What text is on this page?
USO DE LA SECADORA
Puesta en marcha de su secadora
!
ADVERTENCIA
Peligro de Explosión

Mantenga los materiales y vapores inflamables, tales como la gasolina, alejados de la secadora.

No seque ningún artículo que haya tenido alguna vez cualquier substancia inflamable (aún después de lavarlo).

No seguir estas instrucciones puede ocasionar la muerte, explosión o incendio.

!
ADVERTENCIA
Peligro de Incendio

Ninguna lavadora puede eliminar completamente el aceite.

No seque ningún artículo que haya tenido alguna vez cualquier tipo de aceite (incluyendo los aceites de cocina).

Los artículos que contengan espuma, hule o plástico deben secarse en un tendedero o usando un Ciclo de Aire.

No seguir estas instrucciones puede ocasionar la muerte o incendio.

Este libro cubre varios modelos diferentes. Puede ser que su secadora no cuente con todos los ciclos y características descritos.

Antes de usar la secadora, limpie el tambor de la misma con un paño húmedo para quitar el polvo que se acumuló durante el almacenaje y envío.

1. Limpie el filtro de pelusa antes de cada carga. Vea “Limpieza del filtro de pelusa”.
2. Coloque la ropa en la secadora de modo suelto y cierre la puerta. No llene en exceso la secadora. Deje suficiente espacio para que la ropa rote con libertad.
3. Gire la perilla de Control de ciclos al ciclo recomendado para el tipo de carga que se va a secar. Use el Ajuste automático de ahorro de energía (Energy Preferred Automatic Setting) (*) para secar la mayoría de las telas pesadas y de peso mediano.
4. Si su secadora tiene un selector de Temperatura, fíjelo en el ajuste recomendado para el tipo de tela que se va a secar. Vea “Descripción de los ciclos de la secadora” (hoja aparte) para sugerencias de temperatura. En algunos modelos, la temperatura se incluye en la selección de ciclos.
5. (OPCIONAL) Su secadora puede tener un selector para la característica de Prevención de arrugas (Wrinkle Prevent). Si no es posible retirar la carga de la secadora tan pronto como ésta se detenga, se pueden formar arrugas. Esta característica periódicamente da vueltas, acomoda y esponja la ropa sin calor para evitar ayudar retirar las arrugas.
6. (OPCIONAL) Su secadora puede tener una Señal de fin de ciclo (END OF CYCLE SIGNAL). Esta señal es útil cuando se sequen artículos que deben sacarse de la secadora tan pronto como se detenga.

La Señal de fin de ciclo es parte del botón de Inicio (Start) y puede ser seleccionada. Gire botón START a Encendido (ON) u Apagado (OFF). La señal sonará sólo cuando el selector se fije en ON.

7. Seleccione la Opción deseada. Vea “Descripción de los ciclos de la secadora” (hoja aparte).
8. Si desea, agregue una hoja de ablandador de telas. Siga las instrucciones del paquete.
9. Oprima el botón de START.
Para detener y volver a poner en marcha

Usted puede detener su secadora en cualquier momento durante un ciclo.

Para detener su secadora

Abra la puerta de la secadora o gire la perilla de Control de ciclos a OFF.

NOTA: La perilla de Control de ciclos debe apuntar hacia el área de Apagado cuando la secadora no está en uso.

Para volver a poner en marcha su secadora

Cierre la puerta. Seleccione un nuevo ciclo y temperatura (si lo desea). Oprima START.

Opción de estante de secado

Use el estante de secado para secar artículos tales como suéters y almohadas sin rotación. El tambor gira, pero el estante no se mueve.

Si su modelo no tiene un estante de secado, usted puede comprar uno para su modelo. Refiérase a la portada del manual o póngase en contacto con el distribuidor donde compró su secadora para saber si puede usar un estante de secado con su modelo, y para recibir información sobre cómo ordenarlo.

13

EXERCISE >> Set down all of the entries exactly, please.

RIGHT ANSWER >>
What text is on this page?
USO DE LA SECADORA
Puesta en marcha de su secadora
!
ADVERTENCIA
Peligro de Explosión

Mantenga los materiales y vapores inflamables, tales como la gasolina, alejados de la secadora.

No seque ningún artículo que haya tenido alguna vez cualquier substancia inflamable (aún después de lavarlo).

No seguir estas instrucciones puede ocasionar la muerte, explosión o incendio.

!
ADVERTENCIA
Peligro de Incendio

Ninguna lavadora puede eliminar completamente el aceite.

No seque ningún artículo que haya tenido alguna vez cualquier tipo de aceite (incluyendo los aceites de cocina).

Los artículos que contengan espuma, hule o plástico deben secarse en un tendedero o usando un Ciclo de Aire.

No seguir estas instrucciones puede ocasionar la muerte o incendio.

Este libro cubre varios modelos diferentes. Puede ser que su secadora no cuente con todos los ciclos y características descritos.

Antes de usar la secadora, limpie el tambor de la misma con un paño húmedo para quitar el polvo que se acumuló durante el almacenaje y envío.

1. Limpie el filtro de pelusa antes de cada carga. Vea “Limpieza del filtro de pelusa”.
2. Coloque la ropa en la secadora de modo suelto y cierre la puerta. No llene en exceso la secadora. Deje suficiente espacio para que la ropa rote con libertad.
3. Gire la perilla de Control de ciclos al ciclo recomendado para el tipo de carga que se va a secar. Use el Ajuste automático de ahorro de energía (Energy Preferred Automatic Setting) (*) para secar la mayoría de las telas pesadas y de peso mediano.
4. Si su secadora tiene un selector de Temperatura, fíjelo en el ajuste recomendado para el tipo de tela que se va a secar. Vea “Descripción de los ciclos de la secadora” (hoja aparte) para sugerencias de temperatura. En algunos modelos, la temperatura se incluye en la selección de ciclos.
5. (OPCIONAL) Su secadora puede tener un selector para la característica de Prevención de arrugas (Wrinkle Prevent). Si no es posible retirar la carga de la secadora tan pronto como ésta se detenga, se pueden formar arrugas. Esta característica periódicamente da vueltas, acomoda y esponja la ropa sin calor para evitar ayudar retirar las arrugas.
6. (OPCIONAL) Su secadora puede tener una Señal de fin de ciclo (END OF CYCLE SIGNAL). Esta señal es útil cuando se sequen artículos que deben sacarse de la secadora tan pronto como se detenga.

La Señal de fin de ciclo es parte del botón de Inicio (Start) y puede ser seleccionada. Gire botón START a Encendido (ON) u Apagado (OFF). La señal sonará sólo cuando el selector se fije en ON.

7. Seleccione la Opción deseada. Vea “Descripción de los ciclos de la secadora” (hoja aparte).
8. Si desea, agregue una hoja de ablandador de telas. Siga las instrucciones del paquete.
9. Oprima el botón de START.
Para detener y volver a poner en marcha

Usted puede detener su secadora en cualquier momento durante un ciclo.

Para detener su secadora

Abra la puerta de la secadora o gire la perilla de Control de ciclos a OFF.

NOTA: La perilla de Control de ciclos debe apuntar hacia el área de Apagado cuando la secadora no está en uso.

Para volver a poner en marcha su secadora

Cierre la puerta. Seleccione un nuevo ciclo y temperatura (si lo desea). Oprima START.

Opción de estante de secado

Use el estante de secado para secar artículos tales como suéters y almohadas sin rotación. El tambor gira, pero el estante no se mueve.

Si su modelo no tiene un estante de secado, usted puede comprar uno para su modelo. Refiérase a la portada del manual o póngase en contacto con el distribuidor donde compró su secadora para saber si puede usar un estante de secado con su modelo, y para recibir información sobre cómo ordenarlo.

13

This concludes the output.